(Do this) From the listing below, pull each line that includes "spline".

(Listing)
○ ○ ○ ○ ○

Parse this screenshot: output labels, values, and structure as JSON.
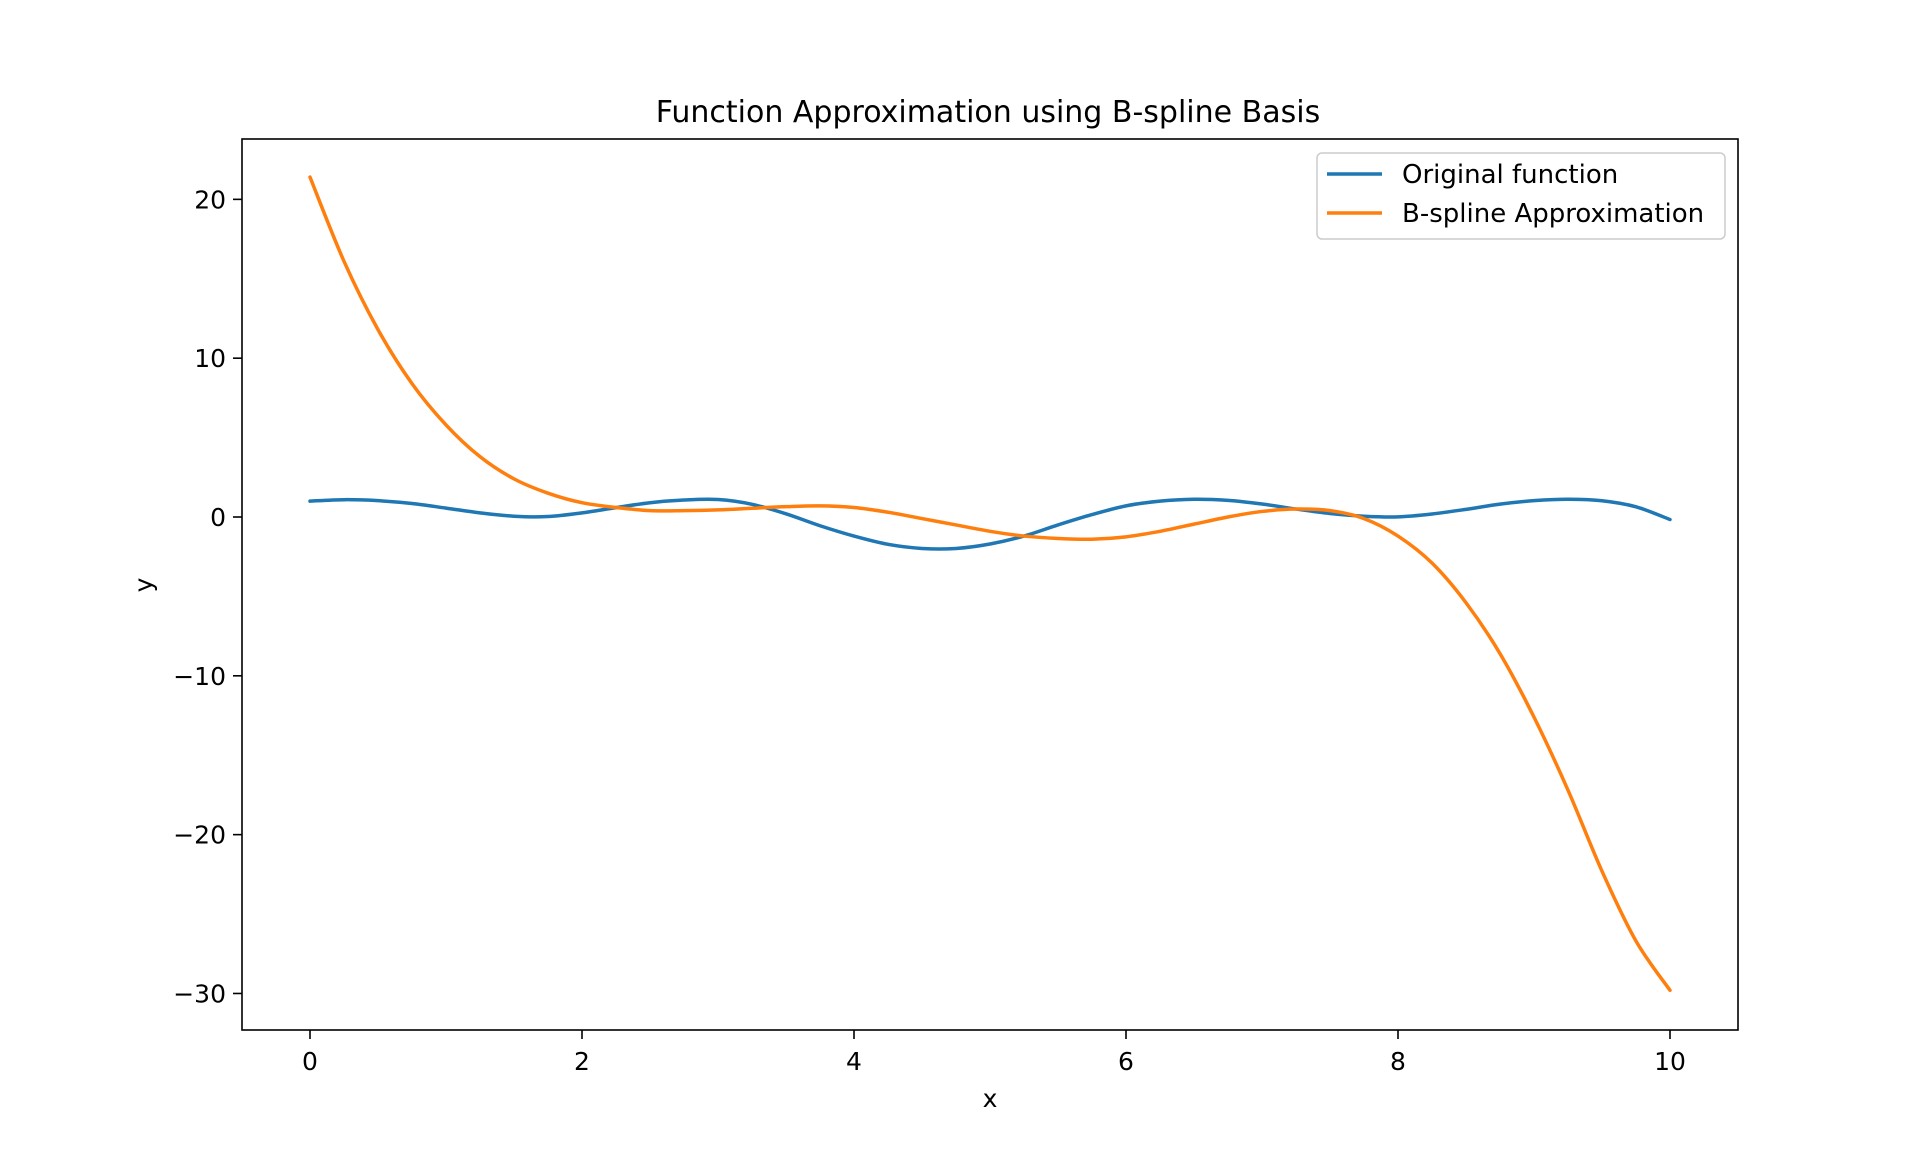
{
  "chart_data": {
    "type": "line",
    "title": "Function Approximation using B-spline Basis",
    "xlabel": "x",
    "ylabel": "y",
    "xlim": [
      -0.5,
      10.5
    ],
    "ylim": [
      -32.3,
      23.8
    ],
    "x_ticks": [
      0,
      2,
      4,
      6,
      8,
      10
    ],
    "x_tick_labels": [
      "0",
      "2",
      "4",
      "6",
      "8",
      "10"
    ],
    "y_ticks": [
      20,
      10,
      0,
      -10,
      -20,
      -30
    ],
    "y_tick_labels": [
      "20",
      "10",
      "0",
      "−10",
      "−20",
      "−30"
    ],
    "grid": false,
    "legend_position": "top-right",
    "series": [
      {
        "name": "Original function",
        "color": "#1f77b4",
        "x": [
          0,
          0.25,
          0.5,
          0.75,
          1,
          1.25,
          1.5,
          1.75,
          2,
          2.25,
          2.5,
          2.75,
          3,
          3.25,
          3.5,
          3.75,
          4,
          4.25,
          4.5,
          4.75,
          5,
          5.25,
          5.5,
          5.75,
          6,
          6.25,
          6.5,
          6.75,
          7,
          7.25,
          7.5,
          7.75,
          8,
          8.25,
          8.5,
          8.75,
          9,
          9.25,
          9.5,
          9.75,
          10
        ],
        "y": [
          1.0,
          1.09,
          1.03,
          0.85,
          0.56,
          0.26,
          0.05,
          0.03,
          0.26,
          0.59,
          0.9,
          1.07,
          1.1,
          0.8,
          0.2,
          -0.55,
          -1.2,
          -1.72,
          -1.98,
          -1.98,
          -1.7,
          -1.2,
          -0.5,
          0.15,
          0.7,
          1.0,
          1.12,
          1.05,
          0.82,
          0.5,
          0.22,
          0.05,
          0.01,
          0.19,
          0.48,
          0.81,
          1.03,
          1.12,
          1.02,
          0.64,
          -0.16
        ]
      },
      {
        "name": "B-spline Approximation",
        "color": "#ff7f0e",
        "x": [
          0,
          0.25,
          0.5,
          0.75,
          1,
          1.25,
          1.5,
          1.75,
          2,
          2.25,
          2.5,
          2.75,
          3,
          3.25,
          3.5,
          3.75,
          4,
          4.25,
          4.5,
          4.75,
          5,
          5.25,
          5.5,
          5.75,
          6,
          6.25,
          6.5,
          6.75,
          7,
          7.25,
          7.5,
          7.75,
          8,
          8.25,
          8.5,
          8.75,
          9,
          9.25,
          9.5,
          9.75,
          10
        ],
        "y": [
          21.4,
          16.1,
          11.8,
          8.4,
          5.8,
          3.8,
          2.4,
          1.5,
          0.9,
          0.6,
          0.4,
          0.4,
          0.45,
          0.55,
          0.65,
          0.7,
          0.6,
          0.3,
          -0.1,
          -0.5,
          -0.9,
          -1.2,
          -1.35,
          -1.4,
          -1.25,
          -0.9,
          -0.45,
          0.0,
          0.35,
          0.5,
          0.4,
          -0.1,
          -1.2,
          -2.9,
          -5.4,
          -8.6,
          -12.6,
          -17.2,
          -22.3,
          -26.7,
          -29.8
        ]
      }
    ]
  }
}
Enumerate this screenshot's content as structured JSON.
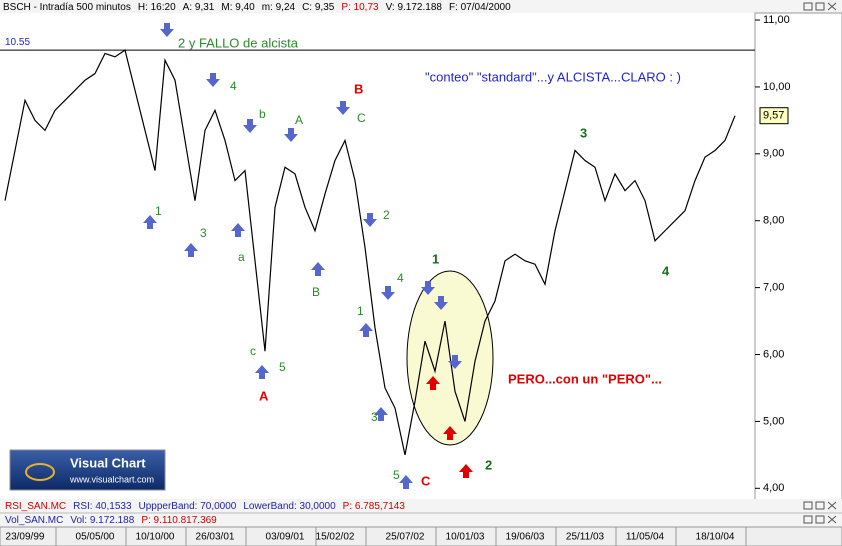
{
  "chart_data": {
    "type": "line",
    "header": [
      "BSCH - Intradía 500 minutos",
      "H: 16:20",
      "A: 9,31",
      "M: 9,40",
      "m: 9,24",
      "C: 9,35",
      "P: 10,73",
      "V: 9.172.188",
      "F: 07/04/2000"
    ],
    "categories": [
      null,
      null,
      "23/09/99",
      null,
      null,
      null,
      null,
      null,
      null,
      "05/05/00",
      null,
      null,
      null,
      null,
      null,
      "10/10/00",
      null,
      null,
      null,
      null,
      null,
      "26/03/01",
      null,
      null,
      null,
      null,
      null,
      null,
      "03/09/01",
      null,
      null,
      null,
      null,
      "15/02/02",
      null,
      null,
      null,
      null,
      null,
      null,
      "25/07/02",
      null,
      null,
      null,
      null,
      null,
      "10/01/03",
      null,
      null,
      null,
      null,
      null,
      "19/06/03",
      null,
      null,
      null,
      null,
      null,
      "25/11/03",
      null,
      null,
      null,
      null,
      null,
      "11/05/04",
      null,
      null,
      null,
      null,
      null,
      null,
      "18/10/04",
      null,
      null
    ],
    "values": [
      8.3,
      9.05,
      9.8,
      9.5,
      9.35,
      9.65,
      9.8,
      9.95,
      10.1,
      10.2,
      10.5,
      10.45,
      10.55,
      9.95,
      9.35,
      8.75,
      10.4,
      10.1,
      9.2,
      8.3,
      9.35,
      9.65,
      9.2,
      8.6,
      8.75,
      7.4,
      6.05,
      8.2,
      8.8,
      8.7,
      8.2,
      7.85,
      8.4,
      8.9,
      9.2,
      8.6,
      7.6,
      6.4,
      5.5,
      5.2,
      4.5,
      5.3,
      6.2,
      5.75,
      6.5,
      5.45,
      5.0,
      5.9,
      6.5,
      6.8,
      7.4,
      7.5,
      7.4,
      7.35,
      7.05,
      7.85,
      8.45,
      9.05,
      8.9,
      8.8,
      8.3,
      8.7,
      8.45,
      8.6,
      8.3,
      7.7,
      7.85,
      8.0,
      8.15,
      8.6,
      8.95,
      9.05,
      9.2,
      9.57
    ],
    "color": "#000000",
    "ylim": [
      3.87,
      11.15
    ],
    "yticks": [
      {
        "value": 4,
        "label": "4,00"
      },
      {
        "value": 5,
        "label": "5,00"
      },
      {
        "value": 6,
        "label": "6,00"
      },
      {
        "value": 7,
        "label": "7,00"
      },
      {
        "value": 8,
        "label": "8,00"
      },
      {
        "value": 9,
        "label": "9,00"
      },
      {
        "value": 10,
        "label": "10,00"
      },
      {
        "value": 11,
        "label": "11,00"
      }
    ],
    "hline": 10.55,
    "last_price": {
      "value": 9.57,
      "label": "9,57"
    },
    "annotations": [
      {
        "text": "2 y FALLO de alcista",
        "color": "#2a8a2a"
      },
      {
        "text": "\"conteo\" \"standard\"...y ALCISTA...CLARO : )",
        "color": "#2222cc"
      },
      {
        "text": "PERO...con un \"PERO\"...",
        "color": "#e00000"
      },
      {
        "text": "1",
        "color": "#2a8a2a"
      },
      {
        "text": "3",
        "color": "#2a8a2a"
      },
      {
        "text": "4",
        "color": "#2a8a2a"
      },
      {
        "text": "b",
        "color": "#2a8a2a"
      },
      {
        "text": "A",
        "color": "#2a8a2a"
      },
      {
        "text": "a",
        "color": "#2a8a2a"
      },
      {
        "text": "B",
        "color": "#2a8a2a"
      },
      {
        "text": "c",
        "color": "#2a8a2a"
      },
      {
        "text": "5",
        "color": "#2a8a2a"
      },
      {
        "text": "A",
        "color": "#e00000"
      },
      {
        "text": "B",
        "color": "#e00000"
      },
      {
        "text": "C",
        "color": "#2a8a2a"
      },
      {
        "text": "2",
        "color": "#2a8a2a"
      },
      {
        "text": "1",
        "color": "#2a8a2a"
      },
      {
        "text": "4",
        "color": "#2a8a2a"
      },
      {
        "text": "3",
        "color": "#2a8a2a"
      },
      {
        "text": "5",
        "color": "#2a8a2a"
      },
      {
        "text": "C",
        "color": "#e00000"
      },
      {
        "text": "1",
        "color": "#157015"
      },
      {
        "text": "2",
        "color": "#157015"
      },
      {
        "text": "3",
        "color": "#157015"
      },
      {
        "text": "4",
        "color": "#157015"
      }
    ],
    "logo": [
      "Visual Chart",
      "www.visualchart.com"
    ],
    "rsi_panel": [
      "RSI_SAN.MC",
      "RSI: 40,1533",
      "UppperBand: 70,0000",
      "LowerBand: 30,0000",
      "P: 6.785,7143"
    ],
    "vol_panel": [
      "Vol_SAN.MC",
      "Vol: 9.172.188",
      "P: 9.110.817.369"
    ]
  }
}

○ ○ ○ ○ ○

(Answer to the exercise)
    "title": "Function Approximation using B-spline Basis",
        "name": "B-spline Approximation",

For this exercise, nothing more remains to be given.